### YOUR TASK
Output each entry below as it stands, leaving out every picture.

### ENTRIES SHOWN

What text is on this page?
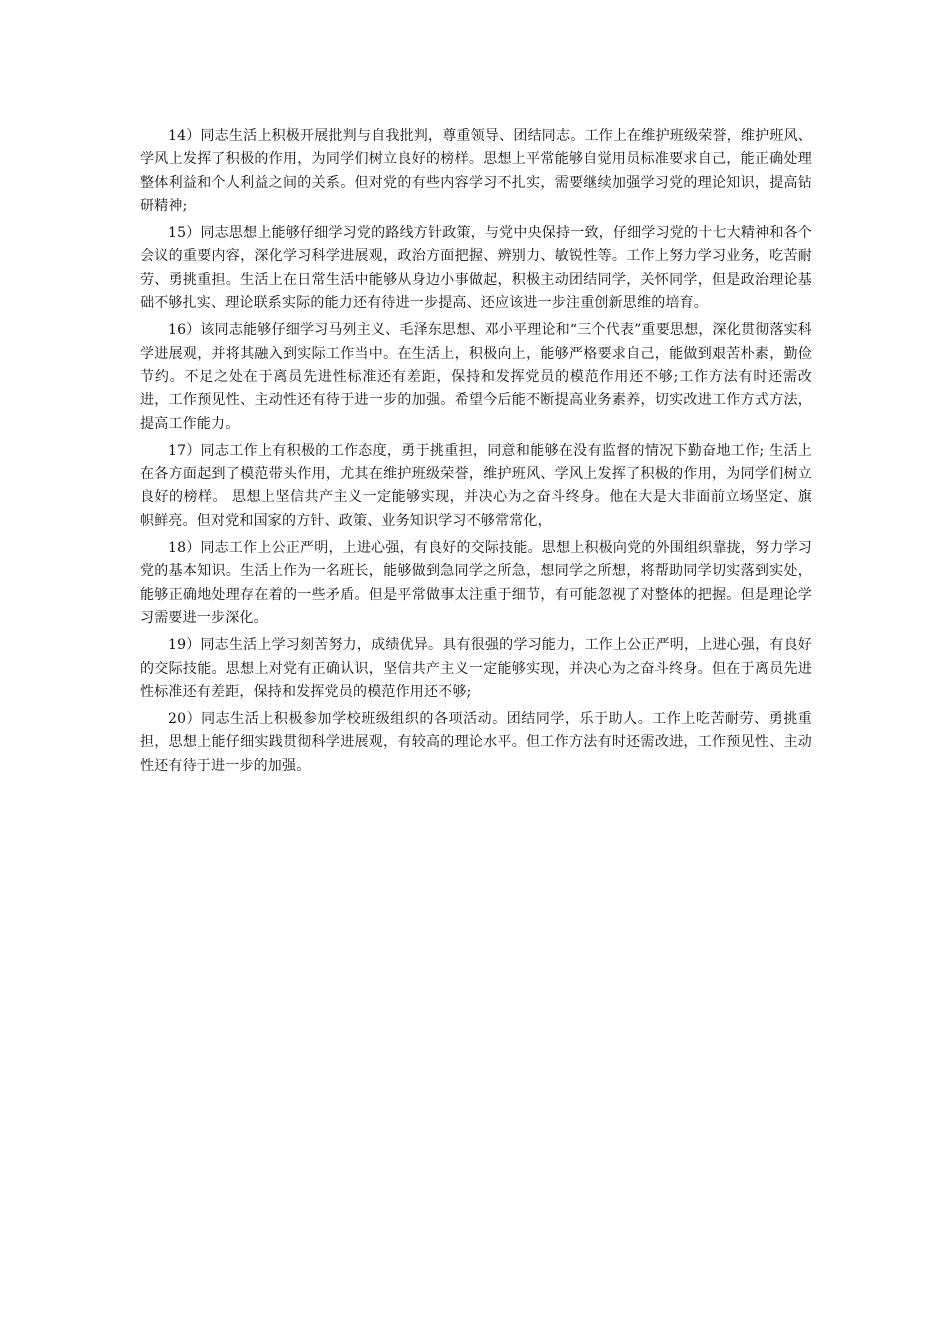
14）同志生活上积极开展批判与自我批判，尊重领导、团结同志。工作上在维护班级荣誉，维护班风、学风上发挥了积极的作用，为同学们树立良好的榜样。思想上平常能够自觉用员标准要求自己，能正确处理整体利益和个人利益之间的关系。但对党的有些内容学习不扎实，需要继续加强学习党的理论知识，提高钻研精神;

15）同志思想上能够仔细学习党的路线方针政策，与党中央保持一致，仔细学习党的十七大精神和各个会议的重要内容，深化学习科学进展观，政治方面把握、辨别力、敏锐性等。工作上努力学习业务，吃苦耐劳、勇挑重担。生活上在日常生活中能够从身边小事做起，积极主动团结同学，关怀同学，但是政治理论基础不够扎实、理论联系实际的能力还有待进一步提高、还应该进一步注重创新思维的培育。

16）该同志能够仔细学习马列主义、毛泽东思想、邓小平理论和“三个代表”重要思想，深化贯彻落实科学进展观，并将其融入到实际工作当中。在生活上，积极向上，能够严格要求自己，能做到艰苦朴素，勤俭节约。不足之处在于离员先进性标准还有差距，保持和发挥党员的模范作用还不够;工作方法有时还需改进，工作预见性、主动性还有待于进一步的加强。希望今后能不断提高业务素养，切实改进工作方式方法，提高工作能力。

17）同志工作上有积极的工作态度，勇于挑重担，同意和能够在没有监督的情况下勤奋地工作; 生活上在各方面起到了模范带头作用，尤其在维护班级荣誉，维护班风、学风上发挥了积极的作用，为同学们树立良好的榜样。 思想上坚信共产主义一定能够实现，并决心为之奋斗终身。他在大是大非面前立场坚定、旗帜鲜亮。但对党和国家的方针、政策、业务知识学习不够常常化，

18）同志工作上公正严明，上进心强，有良好的交际技能。思想上积极向党的外围组织靠拢，努力学习党的基本知识。生活上作为一名班长，能够做到急同学之所急，想同学之所想，将帮助同学切实落到实处，能够正确地处理存在着的一些矛盾。但是平常做事太注重于细节，有可能忽视了对整体的把握。但是理论学习需要进一步深化。

19）同志生活上学习刻苦努力，成绩优异。具有很强的学习能力，工作上公正严明，上进心强，有良好的交际技能。思想上对党有正确认识，坚信共产主义一定能够实现，并决心为之奋斗终身。但在于离员先进性标准还有差距，保持和发挥党员的模范作用还不够;

20）同志生活上积极参加学校班级组织的各项活动。团结同学，乐于助人。工作上吃苦耐劳、勇挑重担，思想上能仔细实践贯彻科学进展观，有较高的理论水平。但工作方法有时还需改进，工作预见性、主动性还有待于进一步的加强。
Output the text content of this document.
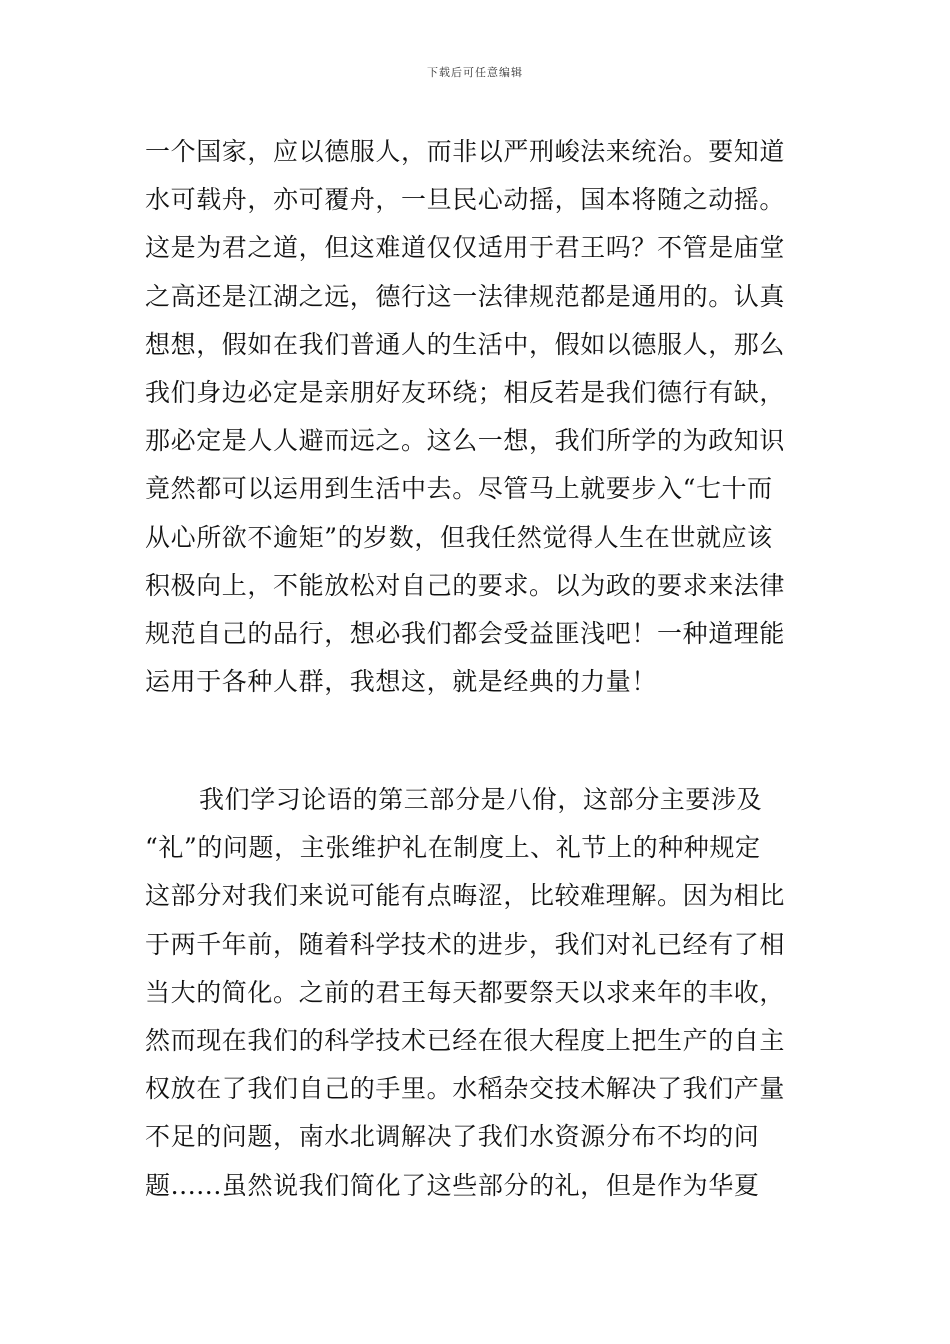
下载后可任意编辑
一个国家，应以德服人，而非以严刑峻法来统治。要知道
水可载舟，亦可覆舟，一旦民心动摇，国本将随之动摇。
这是为君之道，但这难道仅仅适用于君王吗？不管是庙堂
之高还是江湖之远，德行这一法律规范都是通用的。认真
想想，假如在我们普通人的生活中，假如以德服人，那么
我们身边必定是亲朋好友环绕；相反若是我们德行有缺，
那必定是人人避而远之。这么一想，我们所学的为政知识
竟然都可以运用到生活中去。尽管马上就要步入“七十而
从心所欲不逾矩”的岁数，但我任然觉得人生在世就应该
积极向上，不能放松对自己的要求。以为政的要求来法律
规范自己的品行，想必我们都会受益匪浅吧！一种道理能
运用于各种人群，我想这，就是经典的力量！
我们学习论语的第三部分是八佾，这部分主要涉及
“礼”的问题，主张维护礼在制度上、礼节上的种种规定
这部分对我们来说可能有点晦涩，比较难理解。因为相比
于两千年前，随着科学技术的进步，我们对礼已经有了相
当大的简化。之前的君王每天都要祭天以求来年的丰收，
然而现在我们的科学技术已经在很大程度上把生产的自主
权放在了我们自己的手里。水稻杂交技术解决了我们产量
不足的问题，南水北调解决了我们水资源分布不均的问
题......虽然说我们简化了这些部分的礼，但是作为华夏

### SOLUTION FOR THIS EXERCISE
What text is on this page?
14）同志生活上积极开展批判与自我批判，尊重领导、团结同志。工作上在维护班级荣誉，维护班风、学风上发挥了积极的作用，为同学们树立良好的榜样。思想上平常能够自觉用员标准要求自己，能正确处理整体利益和个人利益之间的关系。但对党的有些内容学习不扎实，需要继续加强学习党的理论知识，提高钻研精神;

15）同志思想上能够仔细学习党的路线方针政策，与党中央保持一致，仔细学习党的十七大精神和各个会议的重要内容，深化学习科学进展观，政治方面把握、辨别力、敏锐性等。工作上努力学习业务，吃苦耐劳、勇挑重担。生活上在日常生活中能够从身边小事做起，积极主动团结同学，关怀同学，但是政治理论基础不够扎实、理论联系实际的能力还有待进一步提高、还应该进一步注重创新思维的培育。

16）该同志能够仔细学习马列主义、毛泽东思想、邓小平理论和“三个代表”重要思想，深化贯彻落实科学进展观，并将其融入到实际工作当中。在生活上，积极向上，能够严格要求自己，能做到艰苦朴素，勤俭节约。不足之处在于离员先进性标准还有差距，保持和发挥党员的模范作用还不够;工作方法有时还需改进，工作预见性、主动性还有待于进一步的加强。希望今后能不断提高业务素养，切实改进工作方式方法，提高工作能力。

17）同志工作上有积极的工作态度，勇于挑重担，同意和能够在没有监督的情况下勤奋地工作; 生活上在各方面起到了模范带头作用，尤其在维护班级荣誉，维护班风、学风上发挥了积极的作用，为同学们树立良好的榜样。 思想上坚信共产主义一定能够实现，并决心为之奋斗终身。他在大是大非面前立场坚定、旗帜鲜亮。但对党和国家的方针、政策、业务知识学习不够常常化，

18）同志工作上公正严明，上进心强，有良好的交际技能。思想上积极向党的外围组织靠拢，努力学习党的基本知识。生活上作为一名班长，能够做到急同学之所急，想同学之所想，将帮助同学切实落到实处，能够正确地处理存在着的一些矛盾。但是平常做事太注重于细节，有可能忽视了对整体的把握。但是理论学习需要进一步深化。

19）同志生活上学习刻苦努力，成绩优异。具有很强的学习能力，工作上公正严明，上进心强，有良好的交际技能。思想上对党有正确认识，坚信共产主义一定能够实现，并决心为之奋斗终身。但在于离员先进性标准还有差距，保持和发挥党员的模范作用还不够;

20）同志生活上积极参加学校班级组织的各项活动。团结同学，乐于助人。工作上吃苦耐劳、勇挑重担，思想上能仔细实践贯彻科学进展观，有较高的理论水平。但工作方法有时还需改进，工作预见性、主动性还有待于进一步的加强。
Output the text content of this document.
下载后可任意编辑
一个国家，应以德服人，而非以严刑峻法来统治。要知道
水可载舟，亦可覆舟，一旦民心动摇，国本将随之动摇。
这是为君之道，但这难道仅仅适用于君王吗？不管是庙堂
之高还是江湖之远，德行这一法律规范都是通用的。认真
想想，假如在我们普通人的生活中，假如以德服人，那么
我们身边必定是亲朋好友环绕；相反若是我们德行有缺，
那必定是人人避而远之。这么一想，我们所学的为政知识
竟然都可以运用到生活中去。尽管马上就要步入“七十而
从心所欲不逾矩”的岁数，但我任然觉得人生在世就应该
积极向上，不能放松对自己的要求。以为政的要求来法律
规范自己的品行，想必我们都会受益匪浅吧！一种道理能
运用于各种人群，我想这，就是经典的力量！
我们学习论语的第三部分是八佾，这部分主要涉及
“礼”的问题，主张维护礼在制度上、礼节上的种种规定
这部分对我们来说可能有点晦涩，比较难理解。因为相比
于两千年前，随着科学技术的进步，我们对礼已经有了相
当大的简化。之前的君王每天都要祭天以求来年的丰收，
然而现在我们的科学技术已经在很大程度上把生产的自主
权放在了我们自己的手里。水稻杂交技术解决了我们产量
不足的问题，南水北调解决了我们水资源分布不均的问
题......虽然说我们简化了这些部分的礼，但是作为华夏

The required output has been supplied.